Check each line of the listing for the word "title" and report how many lines contain it, giving nothing but the number.

## BEGIN Dataset rows

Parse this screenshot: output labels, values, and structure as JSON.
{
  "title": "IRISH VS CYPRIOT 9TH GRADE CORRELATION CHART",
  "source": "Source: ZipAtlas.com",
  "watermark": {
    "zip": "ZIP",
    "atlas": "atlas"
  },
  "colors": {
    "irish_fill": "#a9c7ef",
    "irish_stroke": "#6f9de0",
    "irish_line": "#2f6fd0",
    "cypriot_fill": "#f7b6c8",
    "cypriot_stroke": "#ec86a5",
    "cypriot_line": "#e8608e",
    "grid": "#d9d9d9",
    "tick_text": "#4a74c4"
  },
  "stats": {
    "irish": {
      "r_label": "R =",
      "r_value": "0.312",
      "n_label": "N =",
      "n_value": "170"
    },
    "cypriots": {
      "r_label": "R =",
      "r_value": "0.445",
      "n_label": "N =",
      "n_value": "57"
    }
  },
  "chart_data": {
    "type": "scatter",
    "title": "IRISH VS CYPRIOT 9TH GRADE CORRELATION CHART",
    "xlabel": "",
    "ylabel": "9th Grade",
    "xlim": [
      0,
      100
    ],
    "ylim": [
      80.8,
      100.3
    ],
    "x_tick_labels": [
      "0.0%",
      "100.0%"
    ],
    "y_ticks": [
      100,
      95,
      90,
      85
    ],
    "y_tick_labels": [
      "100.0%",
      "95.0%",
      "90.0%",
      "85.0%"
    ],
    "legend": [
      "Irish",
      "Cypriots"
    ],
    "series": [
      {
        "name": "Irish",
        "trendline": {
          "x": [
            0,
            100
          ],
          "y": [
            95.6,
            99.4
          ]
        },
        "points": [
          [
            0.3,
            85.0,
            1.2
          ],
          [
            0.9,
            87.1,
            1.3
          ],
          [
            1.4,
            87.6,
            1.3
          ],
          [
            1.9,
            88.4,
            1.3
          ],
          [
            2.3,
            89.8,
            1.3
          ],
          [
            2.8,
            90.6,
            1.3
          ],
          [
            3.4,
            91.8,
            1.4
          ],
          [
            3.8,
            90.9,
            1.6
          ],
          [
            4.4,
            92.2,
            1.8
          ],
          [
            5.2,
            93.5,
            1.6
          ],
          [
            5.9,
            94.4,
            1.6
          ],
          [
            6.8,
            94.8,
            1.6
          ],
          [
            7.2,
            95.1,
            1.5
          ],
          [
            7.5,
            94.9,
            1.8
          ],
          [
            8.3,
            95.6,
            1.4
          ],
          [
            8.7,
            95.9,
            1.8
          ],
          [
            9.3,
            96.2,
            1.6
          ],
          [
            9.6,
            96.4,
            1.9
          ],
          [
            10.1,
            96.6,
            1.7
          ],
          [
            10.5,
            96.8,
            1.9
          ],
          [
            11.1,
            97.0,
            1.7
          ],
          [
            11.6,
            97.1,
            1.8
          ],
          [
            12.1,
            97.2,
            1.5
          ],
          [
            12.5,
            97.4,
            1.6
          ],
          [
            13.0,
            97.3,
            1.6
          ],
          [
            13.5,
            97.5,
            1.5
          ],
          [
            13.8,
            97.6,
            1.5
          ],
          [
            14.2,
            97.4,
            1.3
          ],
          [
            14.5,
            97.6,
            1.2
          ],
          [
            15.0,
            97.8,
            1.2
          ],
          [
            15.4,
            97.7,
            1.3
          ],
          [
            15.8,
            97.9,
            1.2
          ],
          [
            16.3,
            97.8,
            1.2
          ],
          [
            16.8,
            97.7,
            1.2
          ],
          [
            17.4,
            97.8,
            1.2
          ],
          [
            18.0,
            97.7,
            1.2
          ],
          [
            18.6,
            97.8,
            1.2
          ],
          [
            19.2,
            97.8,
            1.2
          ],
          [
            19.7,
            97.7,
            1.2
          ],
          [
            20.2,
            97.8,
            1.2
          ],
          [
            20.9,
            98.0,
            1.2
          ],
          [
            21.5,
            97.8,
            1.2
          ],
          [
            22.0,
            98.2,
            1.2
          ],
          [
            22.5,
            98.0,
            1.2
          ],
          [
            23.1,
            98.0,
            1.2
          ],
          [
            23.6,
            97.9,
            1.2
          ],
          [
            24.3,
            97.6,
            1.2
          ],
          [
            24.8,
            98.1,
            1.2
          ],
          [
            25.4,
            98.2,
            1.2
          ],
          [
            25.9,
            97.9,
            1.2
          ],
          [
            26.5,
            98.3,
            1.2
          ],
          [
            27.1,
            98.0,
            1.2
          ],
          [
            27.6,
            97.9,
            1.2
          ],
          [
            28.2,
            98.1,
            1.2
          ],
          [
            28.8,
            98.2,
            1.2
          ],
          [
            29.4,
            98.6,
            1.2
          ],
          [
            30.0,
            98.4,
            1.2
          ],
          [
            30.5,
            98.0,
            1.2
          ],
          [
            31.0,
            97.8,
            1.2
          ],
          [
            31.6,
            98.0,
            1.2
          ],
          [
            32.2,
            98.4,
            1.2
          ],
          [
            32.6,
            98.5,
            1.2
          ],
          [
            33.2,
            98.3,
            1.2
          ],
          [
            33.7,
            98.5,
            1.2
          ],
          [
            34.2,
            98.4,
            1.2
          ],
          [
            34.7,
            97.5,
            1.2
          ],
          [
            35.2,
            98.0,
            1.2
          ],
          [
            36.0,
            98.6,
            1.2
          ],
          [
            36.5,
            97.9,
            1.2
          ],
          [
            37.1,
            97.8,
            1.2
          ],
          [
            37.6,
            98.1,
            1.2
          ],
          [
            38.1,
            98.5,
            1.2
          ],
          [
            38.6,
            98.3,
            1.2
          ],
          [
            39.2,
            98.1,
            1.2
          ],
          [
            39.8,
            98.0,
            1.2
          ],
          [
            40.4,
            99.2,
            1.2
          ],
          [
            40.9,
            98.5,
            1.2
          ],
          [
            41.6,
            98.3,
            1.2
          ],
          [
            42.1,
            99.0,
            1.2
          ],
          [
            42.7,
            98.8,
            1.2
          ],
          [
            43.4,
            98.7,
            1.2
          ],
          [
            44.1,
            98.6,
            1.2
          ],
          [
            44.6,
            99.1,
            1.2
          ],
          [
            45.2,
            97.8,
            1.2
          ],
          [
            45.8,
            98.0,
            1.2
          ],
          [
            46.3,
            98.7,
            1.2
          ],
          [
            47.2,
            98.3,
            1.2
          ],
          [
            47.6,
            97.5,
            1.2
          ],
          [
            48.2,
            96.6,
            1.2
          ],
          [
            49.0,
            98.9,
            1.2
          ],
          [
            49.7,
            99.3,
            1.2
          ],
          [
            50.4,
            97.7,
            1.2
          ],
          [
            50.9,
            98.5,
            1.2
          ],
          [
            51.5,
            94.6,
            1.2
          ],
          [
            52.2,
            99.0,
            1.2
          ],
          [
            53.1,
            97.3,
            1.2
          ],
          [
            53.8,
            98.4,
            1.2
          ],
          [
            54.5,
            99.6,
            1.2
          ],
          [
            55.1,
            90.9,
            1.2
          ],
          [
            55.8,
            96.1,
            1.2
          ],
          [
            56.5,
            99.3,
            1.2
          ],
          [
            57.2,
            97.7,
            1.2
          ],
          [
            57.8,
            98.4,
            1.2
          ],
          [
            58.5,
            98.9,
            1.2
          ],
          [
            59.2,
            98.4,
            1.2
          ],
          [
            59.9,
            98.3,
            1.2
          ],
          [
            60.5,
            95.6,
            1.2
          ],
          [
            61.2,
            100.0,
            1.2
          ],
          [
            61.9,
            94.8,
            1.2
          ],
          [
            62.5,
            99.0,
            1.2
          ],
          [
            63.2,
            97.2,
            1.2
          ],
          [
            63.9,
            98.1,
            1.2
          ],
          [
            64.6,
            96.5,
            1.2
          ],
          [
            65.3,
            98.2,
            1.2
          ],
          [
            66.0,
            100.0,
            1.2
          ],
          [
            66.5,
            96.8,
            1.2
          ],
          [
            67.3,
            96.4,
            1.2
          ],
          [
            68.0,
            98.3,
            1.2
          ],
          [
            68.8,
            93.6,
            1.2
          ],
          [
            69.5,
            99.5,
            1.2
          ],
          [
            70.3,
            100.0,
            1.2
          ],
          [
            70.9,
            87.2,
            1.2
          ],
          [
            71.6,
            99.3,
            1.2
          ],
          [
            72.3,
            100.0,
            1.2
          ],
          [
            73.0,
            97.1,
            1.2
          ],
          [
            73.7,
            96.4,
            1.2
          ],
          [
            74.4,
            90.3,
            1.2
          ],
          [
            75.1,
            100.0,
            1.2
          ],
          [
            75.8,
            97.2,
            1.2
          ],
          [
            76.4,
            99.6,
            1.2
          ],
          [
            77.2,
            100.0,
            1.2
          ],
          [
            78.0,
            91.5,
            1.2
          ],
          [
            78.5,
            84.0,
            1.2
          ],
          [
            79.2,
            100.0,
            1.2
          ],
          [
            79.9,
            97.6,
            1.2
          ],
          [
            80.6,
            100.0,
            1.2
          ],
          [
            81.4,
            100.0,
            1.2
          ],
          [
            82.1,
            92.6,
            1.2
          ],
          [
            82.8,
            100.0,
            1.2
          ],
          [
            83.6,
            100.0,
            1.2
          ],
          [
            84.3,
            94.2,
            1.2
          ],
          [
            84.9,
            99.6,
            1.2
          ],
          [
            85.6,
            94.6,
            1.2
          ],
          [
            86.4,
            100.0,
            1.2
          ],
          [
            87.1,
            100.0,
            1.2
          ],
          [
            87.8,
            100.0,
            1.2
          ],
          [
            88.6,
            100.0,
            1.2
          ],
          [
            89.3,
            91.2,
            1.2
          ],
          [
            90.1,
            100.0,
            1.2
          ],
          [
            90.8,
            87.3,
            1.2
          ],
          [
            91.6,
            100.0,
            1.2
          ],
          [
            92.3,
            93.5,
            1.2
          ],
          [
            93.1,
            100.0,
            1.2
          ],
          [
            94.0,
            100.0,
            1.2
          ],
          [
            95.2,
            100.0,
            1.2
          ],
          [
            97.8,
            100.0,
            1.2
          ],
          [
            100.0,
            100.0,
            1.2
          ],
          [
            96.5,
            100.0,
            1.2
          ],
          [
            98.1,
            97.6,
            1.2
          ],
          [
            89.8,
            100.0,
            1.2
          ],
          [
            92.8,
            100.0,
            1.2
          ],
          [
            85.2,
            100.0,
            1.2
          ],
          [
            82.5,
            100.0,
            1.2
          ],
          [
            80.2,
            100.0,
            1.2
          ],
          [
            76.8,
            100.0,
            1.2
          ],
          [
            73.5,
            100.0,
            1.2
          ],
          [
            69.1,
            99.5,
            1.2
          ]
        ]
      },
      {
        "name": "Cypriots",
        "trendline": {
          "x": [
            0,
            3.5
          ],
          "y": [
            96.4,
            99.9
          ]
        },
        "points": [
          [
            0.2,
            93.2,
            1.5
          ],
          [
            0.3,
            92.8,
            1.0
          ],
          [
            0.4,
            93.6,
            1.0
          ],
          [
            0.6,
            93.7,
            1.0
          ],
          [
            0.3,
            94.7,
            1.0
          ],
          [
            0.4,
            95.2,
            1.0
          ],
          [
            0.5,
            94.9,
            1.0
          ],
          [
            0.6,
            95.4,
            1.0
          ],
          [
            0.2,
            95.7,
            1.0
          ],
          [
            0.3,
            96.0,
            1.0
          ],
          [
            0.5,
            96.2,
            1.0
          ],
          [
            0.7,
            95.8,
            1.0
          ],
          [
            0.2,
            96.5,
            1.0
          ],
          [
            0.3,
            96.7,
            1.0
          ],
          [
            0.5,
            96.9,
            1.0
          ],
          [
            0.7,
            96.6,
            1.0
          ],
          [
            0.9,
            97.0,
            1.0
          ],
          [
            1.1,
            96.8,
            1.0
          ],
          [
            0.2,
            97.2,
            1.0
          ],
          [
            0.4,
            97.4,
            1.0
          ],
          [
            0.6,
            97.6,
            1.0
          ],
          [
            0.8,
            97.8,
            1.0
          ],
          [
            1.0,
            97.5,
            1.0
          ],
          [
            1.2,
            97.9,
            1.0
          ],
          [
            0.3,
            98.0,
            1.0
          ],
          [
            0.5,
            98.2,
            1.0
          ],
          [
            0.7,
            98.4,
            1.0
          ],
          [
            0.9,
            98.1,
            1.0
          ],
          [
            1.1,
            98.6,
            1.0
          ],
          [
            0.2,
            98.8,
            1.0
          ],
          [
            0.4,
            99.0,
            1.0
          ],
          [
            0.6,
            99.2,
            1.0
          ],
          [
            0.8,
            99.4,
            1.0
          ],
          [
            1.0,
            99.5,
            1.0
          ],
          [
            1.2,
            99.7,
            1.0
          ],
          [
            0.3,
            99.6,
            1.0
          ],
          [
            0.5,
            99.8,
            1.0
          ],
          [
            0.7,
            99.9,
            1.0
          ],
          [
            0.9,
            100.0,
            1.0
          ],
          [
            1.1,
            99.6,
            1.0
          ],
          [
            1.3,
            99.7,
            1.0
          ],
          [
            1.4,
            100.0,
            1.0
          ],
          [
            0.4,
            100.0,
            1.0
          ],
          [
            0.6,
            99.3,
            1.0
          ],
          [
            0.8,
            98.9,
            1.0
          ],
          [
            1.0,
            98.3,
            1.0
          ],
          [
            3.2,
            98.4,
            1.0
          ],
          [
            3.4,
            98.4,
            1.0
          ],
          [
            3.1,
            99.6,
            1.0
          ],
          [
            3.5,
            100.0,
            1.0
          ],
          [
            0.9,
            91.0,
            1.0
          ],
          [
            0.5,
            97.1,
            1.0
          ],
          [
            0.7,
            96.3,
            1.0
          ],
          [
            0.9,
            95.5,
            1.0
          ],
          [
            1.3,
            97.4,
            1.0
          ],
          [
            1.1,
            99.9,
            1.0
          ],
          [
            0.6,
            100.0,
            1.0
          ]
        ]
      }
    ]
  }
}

## END Dataset rows

• Output for this exercise: 2